_Data for this exercise_:
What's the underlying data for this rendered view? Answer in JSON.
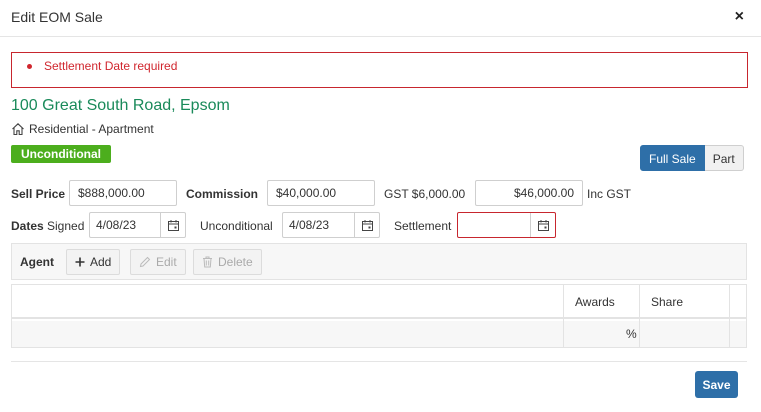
{
  "dialog": {
    "title": "Edit EOM Sale",
    "close_label": "×"
  },
  "alert": {
    "messages": [
      "Settlement Date required"
    ]
  },
  "property": {
    "address": "100 Great South Road, Epsom",
    "type": "Residential - Apartment",
    "status_badge": "Unconditional",
    "icon": "home-icon"
  },
  "sale_type": {
    "options": [
      "Full Sale",
      "Part"
    ],
    "selected": "Full Sale"
  },
  "pricing": {
    "sell_price_label": "Sell Price",
    "sell_price": "$888,000.00",
    "commission_label": "Commission",
    "commission": "$40,000.00",
    "gst_label": "GST $6,000.00",
    "inc_gst_value": "$46,000.00",
    "inc_gst_label": "Inc GST"
  },
  "dates": {
    "label": "Dates",
    "signed_label": "Signed",
    "signed_value": "4/08/23",
    "unconditional_label": "Unconditional",
    "unconditional_value": "4/08/23",
    "settlement_label": "Settlement",
    "settlement_value": ""
  },
  "agent_toolbar": {
    "label": "Agent",
    "add_label": "Add",
    "edit_label": "Edit",
    "delete_label": "Delete"
  },
  "agent_table": {
    "columns": [
      "",
      "Awards",
      "Share"
    ],
    "rows": [
      [
        "",
        "%",
        ""
      ]
    ]
  },
  "footer": {
    "save_label": "Save"
  },
  "colors": {
    "accent": "#2e6fa8",
    "error": "#d0262e",
    "address": "#1a8a5a",
    "badge": "#4cae1d"
  }
}
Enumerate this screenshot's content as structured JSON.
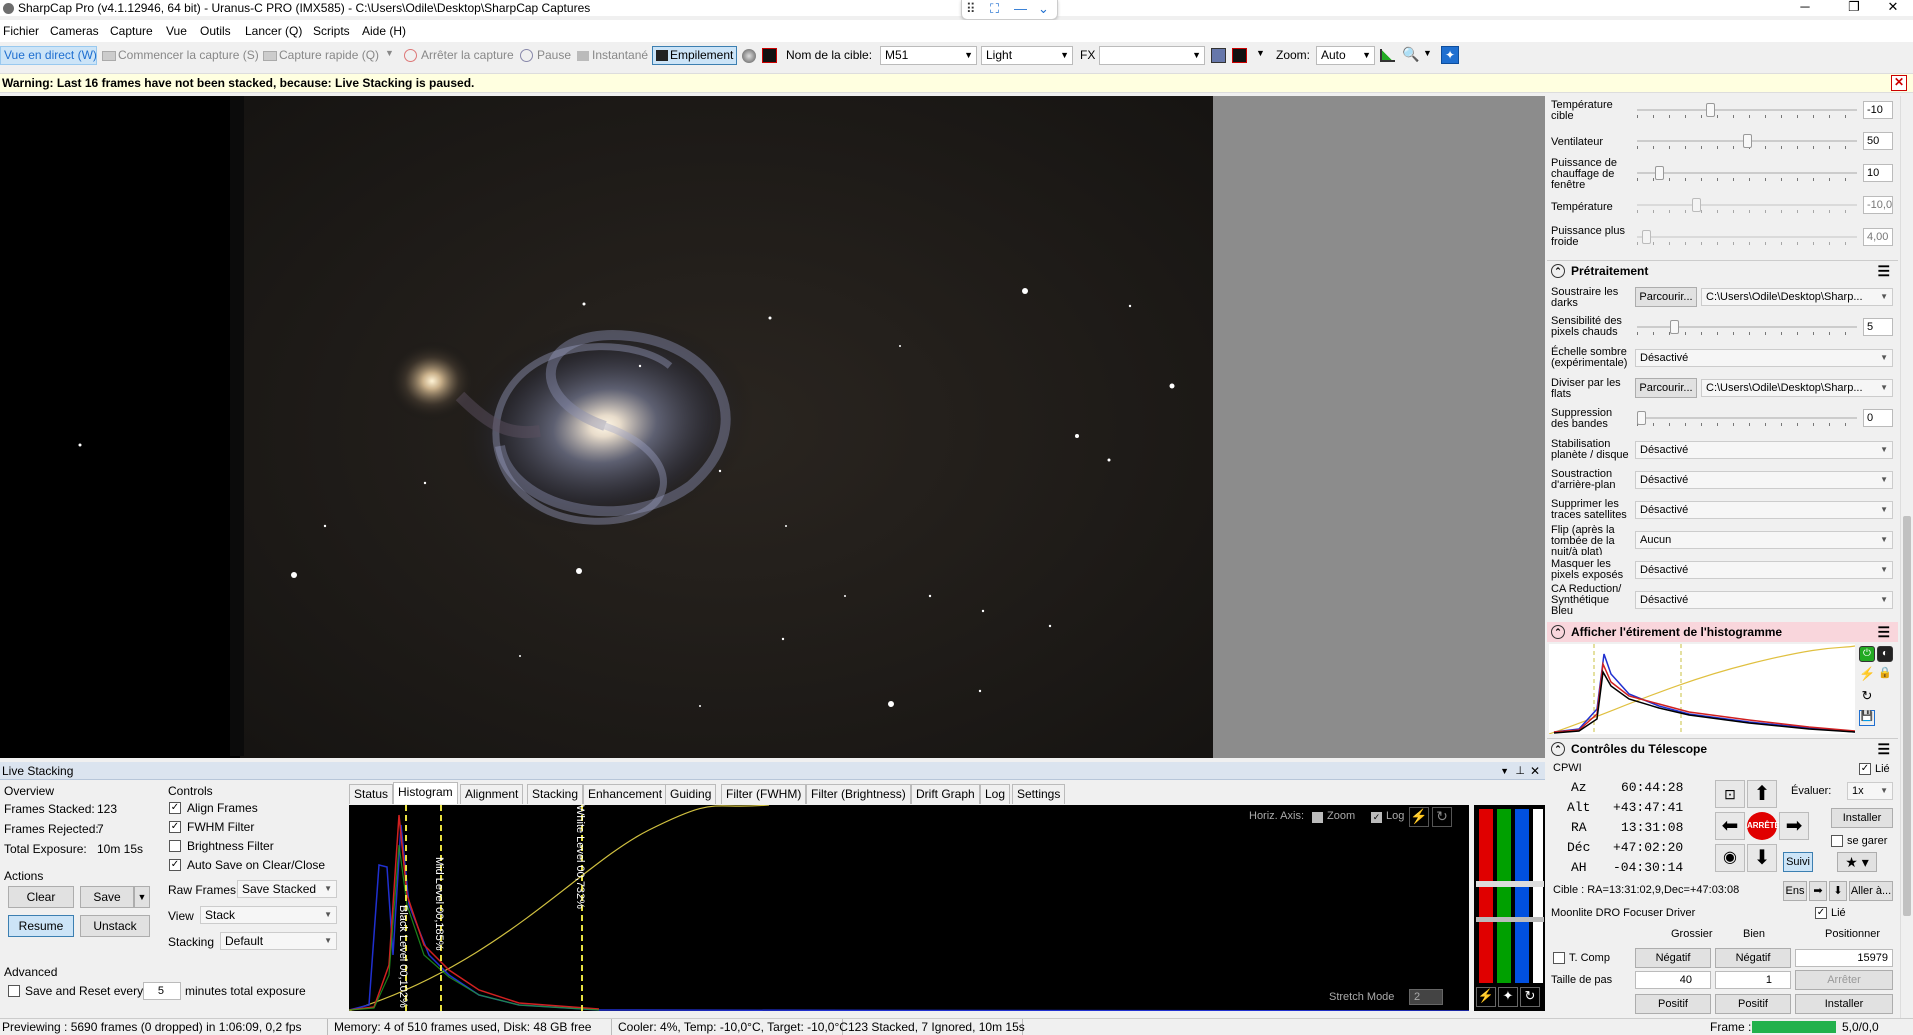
{
  "window": {
    "title": "SharpCap Pro (v4.1.12946, 64 bit) - Uranus-C PRO (IMX585) - C:\\Users\\Odile\\Desktop\\SharpCap Captures",
    "min": "─",
    "max": "❐",
    "close": "✕"
  },
  "snapbar": {
    "grid": "⠿",
    "fit": "⛶",
    "minus": "—",
    "chevron": "⌄"
  },
  "menu": [
    "Fichier",
    "Cameras",
    "Capture",
    "Vue",
    "Outils",
    "Lancer (Q)",
    "Scripts",
    "Aide (H)"
  ],
  "toolbar": {
    "live_view": "Vue en direct (W)",
    "start_capture": "Commencer la capture (S)",
    "quick_capture": "Capture rapide (Q)",
    "stop_capture": "Arrêter la capture",
    "pause": "Pause",
    "snapshot": "Instantané",
    "stacking": "Empilement",
    "target_label": "Nom de la cible:",
    "target_value": "M51",
    "frame_type": "Light",
    "fx_label": "FX",
    "fx_value": "",
    "zoom_label": "Zoom:",
    "zoom_value": "Auto"
  },
  "warning": {
    "text": "Warning: Last 16 frames have not been stacked, because: Live Stacking is paused.",
    "close": "✕"
  },
  "camera_controls": {
    "target_temp": {
      "label": "Température cible",
      "value": "-10",
      "level": 0.33
    },
    "fan": {
      "label": "Ventilateur",
      "value": "50",
      "level": 0.5
    },
    "heater": {
      "label": "Puissance de chauffage de fenêtre",
      "value": "10",
      "level": 0.1
    },
    "temperature": {
      "label": "Température",
      "value": "-10,0",
      "level": 0.27
    },
    "cooler_power": {
      "label": "Puissance plus froide",
      "value": "4,00",
      "level": 0.04
    }
  },
  "preprocessing": {
    "title": "Prétraitement",
    "darks": {
      "label": "Soustraire les darks",
      "browse": "Parcourir...",
      "path": "C:\\Users\\Odile\\Desktop\\Sharp..."
    },
    "hot_pixels": {
      "label": "Sensibilité des pixels chauds",
      "value": "5",
      "level": 0.17
    },
    "dark_scale": {
      "label": "Échelle sombre (expérimentale)",
      "value": "Désactivé"
    },
    "flats": {
      "label": "Diviser par les flats",
      "browse": "Parcourir...",
      "path": "C:\\Users\\Odile\\Desktop\\Sharp..."
    },
    "banding": {
      "label": "Suppression des bandes",
      "value": "0",
      "level": 0.0
    },
    "stabilization": {
      "label": "Stabilisation planète / disque",
      "value": "Désactivé"
    },
    "background": {
      "label": "Soustraction d'arrière-plan",
      "value": "Désactivé"
    },
    "satellites": {
      "label": "Supprimer les traces satellites",
      "value": "Désactivé"
    },
    "flip": {
      "label": "Flip (après la tombée de la nuit/à plat)",
      "value": "Aucun"
    },
    "mask": {
      "label": "Masquer les pixels exposés",
      "value": "Désactivé"
    },
    "ca": {
      "label": "CA Reduction/ Synthétique Bleu",
      "value": "Désactivé"
    }
  },
  "histogram_stretch": {
    "title": "Afficher l'étirement de l'histogramme"
  },
  "telescope": {
    "title": "Contrôles du Télescope",
    "mount": "CPWI",
    "linked": "Lié",
    "az_label": "Az",
    "az": "60:44:28",
    "alt_label": "Alt",
    "alt": "+43:47:41",
    "ra_label": "RA",
    "ra": "13:31:08",
    "dec_label": "Déc",
    "dec": "+47:02:20",
    "ha_label": "AH",
    "ha": "-04:30:14",
    "rate_label": "Évaluer:",
    "rate": "1x",
    "install": "Installer",
    "park": "se garer",
    "tracking": "Suivi",
    "stop": "ARRÊTE",
    "target": "Cible : RA=13:31:02,9,Dec=+47:03:08",
    "set": "Ens",
    "goto": "Aller à..."
  },
  "focuser": {
    "title": "Moonlite DRO Focuser Driver",
    "linked": "Lié",
    "coarse": "Grossier",
    "fine": "Bien",
    "position": "Positionner",
    "tcomp": "T. Comp",
    "neg": "Négatif",
    "pos_value": "15979",
    "step_label": "Taille de pas",
    "step_coarse": "40",
    "step_fine": "1",
    "stop": "Arrêter",
    "positive": "Positif",
    "install": "Installer"
  },
  "live_stacking": {
    "title": "Live Stacking",
    "overview": "Overview",
    "frames_stacked_label": "Frames Stacked:",
    "frames_stacked": "123",
    "frames_rejected_label": "Frames Rejected:",
    "frames_rejected": "7",
    "total_exposure_label": "Total Exposure:",
    "total_exposure": "10m 15s",
    "actions": "Actions",
    "clear": "Clear",
    "save": "Save",
    "resume": "Resume",
    "unstack": "Unstack",
    "advanced": "Advanced",
    "save_reset": "Save and Reset every",
    "save_reset_n": "5",
    "save_reset_suffix": "minutes total exposure",
    "controls": "Controls",
    "align": "Align Frames",
    "fwhm": "FWHM Filter",
    "brightness": "Brightness Filter",
    "autosave": "Auto Save on Clear/Close",
    "raw_label": "Raw Frames",
    "raw_value": "Save Stacked",
    "view_label": "View",
    "view_value": "Stack",
    "stacking_label": "Stacking",
    "stacking_value": "Default",
    "tabs": [
      "Status",
      "Histogram",
      "Alignment",
      "Stacking",
      "Enhancement",
      "Guiding",
      "Filter (FWHM)",
      "Filter (Brightness)",
      "Drift Graph",
      "Log",
      "Settings"
    ],
    "active_tab": 1,
    "horiz_axis": "Horiz. Axis:",
    "zoom": "Zoom",
    "log": "Log",
    "black_level": "Black Level 00,102%",
    "mid_level": "Mid Level 00,185%",
    "white_level": "White Level 00,732%",
    "stretch_mode": "Stretch Mode",
    "stretch_value": "2"
  },
  "status": {
    "preview": "Previewing : 5690 frames (0 dropped) in 1:06:09, 0,2 fps",
    "memory": "Memory: 4 of 510 frames used, Disk: 48 GB free",
    "cooler": "Cooler: 4%, Temp: -10,0°C, Target: -10,0°C",
    "stacked": "123 Stacked, 7 Ignored, 10m 15s",
    "frame_label": "Frame :",
    "frame_value": "5,0/0,0"
  },
  "colors": {
    "accent": "#1f6fd0",
    "warning_bg": "#ffffe0",
    "stop_red": "#e00000",
    "frame_green": "#22b14c"
  }
}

_Task_: Transcribe the listing in full. Omit the pictures and keep every line exact.

_Solution below_:
What's the underlying data for this rendered view? Answer in JSON.
{
  "dialog": {
    "title": "Edit EOM Sale",
    "close_label": "×"
  },
  "alert": {
    "messages": [
      "Settlement Date required"
    ]
  },
  "property": {
    "address": "100 Great South Road, Epsom",
    "type": "Residential - Apartment",
    "status_badge": "Unconditional",
    "icon": "home-icon"
  },
  "sale_type": {
    "options": [
      "Full Sale",
      "Part"
    ],
    "selected": "Full Sale"
  },
  "pricing": {
    "sell_price_label": "Sell Price",
    "sell_price": "$888,000.00",
    "commission_label": "Commission",
    "commission": "$40,000.00",
    "gst_label": "GST $6,000.00",
    "inc_gst_value": "$46,000.00",
    "inc_gst_label": "Inc GST"
  },
  "dates": {
    "label": "Dates",
    "signed_label": "Signed",
    "signed_value": "4/08/23",
    "unconditional_label": "Unconditional",
    "unconditional_value": "4/08/23",
    "settlement_label": "Settlement",
    "settlement_value": ""
  },
  "agent_toolbar": {
    "label": "Agent",
    "add_label": "Add",
    "edit_label": "Edit",
    "delete_label": "Delete"
  },
  "agent_table": {
    "columns": [
      "",
      "Awards",
      "Share"
    ],
    "rows": [
      [
        "",
        "%",
        ""
      ]
    ]
  },
  "footer": {
    "save_label": "Save"
  },
  "colors": {
    "accent": "#2e6fa8",
    "error": "#d0262e",
    "address": "#1a8a5a",
    "badge": "#4cae1d"
  }
}
Enumerate this screenshot's content as structured JSON.
{
  "window": {
    "title": "SharpCap Pro (v4.1.12946, 64 bit) - Uranus-C PRO (IMX585) - C:\\Users\\Odile\\Desktop\\SharpCap Captures",
    "min": "─",
    "max": "❐",
    "close": "✕"
  },
  "snapbar": {
    "grid": "⠿",
    "fit": "⛶",
    "minus": "—",
    "chevron": "⌄"
  },
  "menu": [
    "Fichier",
    "Cameras",
    "Capture",
    "Vue",
    "Outils",
    "Lancer (Q)",
    "Scripts",
    "Aide (H)"
  ],
  "toolbar": {
    "live_view": "Vue en direct (W)",
    "start_capture": "Commencer la capture (S)",
    "quick_capture": "Capture rapide (Q)",
    "stop_capture": "Arrêter la capture",
    "pause": "Pause",
    "snapshot": "Instantané",
    "stacking": "Empilement",
    "target_label": "Nom de la cible:",
    "target_value": "M51",
    "frame_type": "Light",
    "fx_label": "FX",
    "fx_value": "",
    "zoom_label": "Zoom:",
    "zoom_value": "Auto"
  },
  "warning": {
    "text": "Warning: Last 16 frames have not been stacked, because: Live Stacking is paused.",
    "close": "✕"
  },
  "camera_controls": {
    "target_temp": {
      "label": "Température cible",
      "value": "-10",
      "level": 0.33
    },
    "fan": {
      "label": "Ventilateur",
      "value": "50",
      "level": 0.5
    },
    "heater": {
      "label": "Puissance de chauffage de fenêtre",
      "value": "10",
      "level": 0.1
    },
    "temperature": {
      "label": "Température",
      "value": "-10,0",
      "level": 0.27
    },
    "cooler_power": {
      "label": "Puissance plus froide",
      "value": "4,00",
      "level": 0.04
    }
  },
  "preprocessing": {
    "title": "Prétraitement",
    "darks": {
      "label": "Soustraire les darks",
      "browse": "Parcourir...",
      "path": "C:\\Users\\Odile\\Desktop\\Sharp..."
    },
    "hot_pixels": {
      "label": "Sensibilité des pixels chauds",
      "value": "5",
      "level": 0.17
    },
    "dark_scale": {
      "label": "Échelle sombre (expérimentale)",
      "value": "Désactivé"
    },
    "flats": {
      "label": "Diviser par les flats",
      "browse": "Parcourir...",
      "path": "C:\\Users\\Odile\\Desktop\\Sharp..."
    },
    "banding": {
      "label": "Suppression des bandes",
      "value": "0",
      "level": 0.0
    },
    "stabilization": {
      "label": "Stabilisation planète / disque",
      "value": "Désactivé"
    },
    "background": {
      "label": "Soustraction d'arrière-plan",
      "value": "Désactivé"
    },
    "satellites": {
      "label": "Supprimer les traces satellites",
      "value": "Désactivé"
    },
    "flip": {
      "label": "Flip (après la tombée de la nuit/à plat)",
      "value": "Aucun"
    },
    "mask": {
      "label": "Masquer les pixels exposés",
      "value": "Désactivé"
    },
    "ca": {
      "label": "CA Reduction/ Synthétique Bleu",
      "value": "Désactivé"
    }
  },
  "histogram_stretch": {
    "title": "Afficher l'étirement de l'histogramme"
  },
  "telescope": {
    "title": "Contrôles du Télescope",
    "mount": "CPWI",
    "linked": "Lié",
    "az_label": "Az",
    "az": "60:44:28",
    "alt_label": "Alt",
    "alt": "+43:47:41",
    "ra_label": "RA",
    "ra": "13:31:08",
    "dec_label": "Déc",
    "dec": "+47:02:20",
    "ha_label": "AH",
    "ha": "-04:30:14",
    "rate_label": "Évaluer:",
    "rate": "1x",
    "install": "Installer",
    "park": "se garer",
    "tracking": "Suivi",
    "stop": "ARRÊTE",
    "target": "Cible : RA=13:31:02,9,Dec=+47:03:08",
    "set": "Ens",
    "goto": "Aller à..."
  },
  "focuser": {
    "title": "Moonlite DRO Focuser Driver",
    "linked": "Lié",
    "coarse": "Grossier",
    "fine": "Bien",
    "position": "Positionner",
    "tcomp": "T. Comp",
    "neg": "Négatif",
    "pos_value": "15979",
    "step_label": "Taille de pas",
    "step_coarse": "40",
    "step_fine": "1",
    "stop": "Arrêter",
    "positive": "Positif",
    "install": "Installer"
  },
  "live_stacking": {
    "title": "Live Stacking",
    "overview": "Overview",
    "frames_stacked_label": "Frames Stacked:",
    "frames_stacked": "123",
    "frames_rejected_label": "Frames Rejected:",
    "frames_rejected": "7",
    "total_exposure_label": "Total Exposure:",
    "total_exposure": "10m 15s",
    "actions": "Actions",
    "clear": "Clear",
    "save": "Save",
    "resume": "Resume",
    "unstack": "Unstack",
    "advanced": "Advanced",
    "save_reset": "Save and Reset every",
    "save_reset_n": "5",
    "save_reset_suffix": "minutes total exposure",
    "controls": "Controls",
    "align": "Align Frames",
    "fwhm": "FWHM Filter",
    "brightness": "Brightness Filter",
    "autosave": "Auto Save on Clear/Close",
    "raw_label": "Raw Frames",
    "raw_value": "Save Stacked",
    "view_label": "View",
    "view_value": "Stack",
    "stacking_label": "Stacking",
    "stacking_value": "Default",
    "tabs": [
      "Status",
      "Histogram",
      "Alignment",
      "Stacking",
      "Enhancement",
      "Guiding",
      "Filter (FWHM)",
      "Filter (Brightness)",
      "Drift Graph",
      "Log",
      "Settings"
    ],
    "active_tab": 1,
    "horiz_axis": "Horiz. Axis:",
    "zoom": "Zoom",
    "log": "Log",
    "black_level": "Black Level 00,102%",
    "mid_level": "Mid Level 00,185%",
    "white_level": "White Level 00,732%",
    "stretch_mode": "Stretch Mode",
    "stretch_value": "2"
  },
  "status": {
    "preview": "Previewing : 5690 frames (0 dropped) in 1:06:09, 0,2 fps",
    "memory": "Memory: 4 of 510 frames used, Disk: 48 GB free",
    "cooler": "Cooler: 4%, Temp: -10,0°C, Target: -10,0°C",
    "stacked": "123 Stacked, 7 Ignored, 10m 15s",
    "frame_label": "Frame :",
    "frame_value": "5,0/0,0"
  },
  "colors": {
    "accent": "#1f6fd0",
    "warning_bg": "#ffffe0",
    "stop_red": "#e00000",
    "frame_green": "#22b14c"
  }
}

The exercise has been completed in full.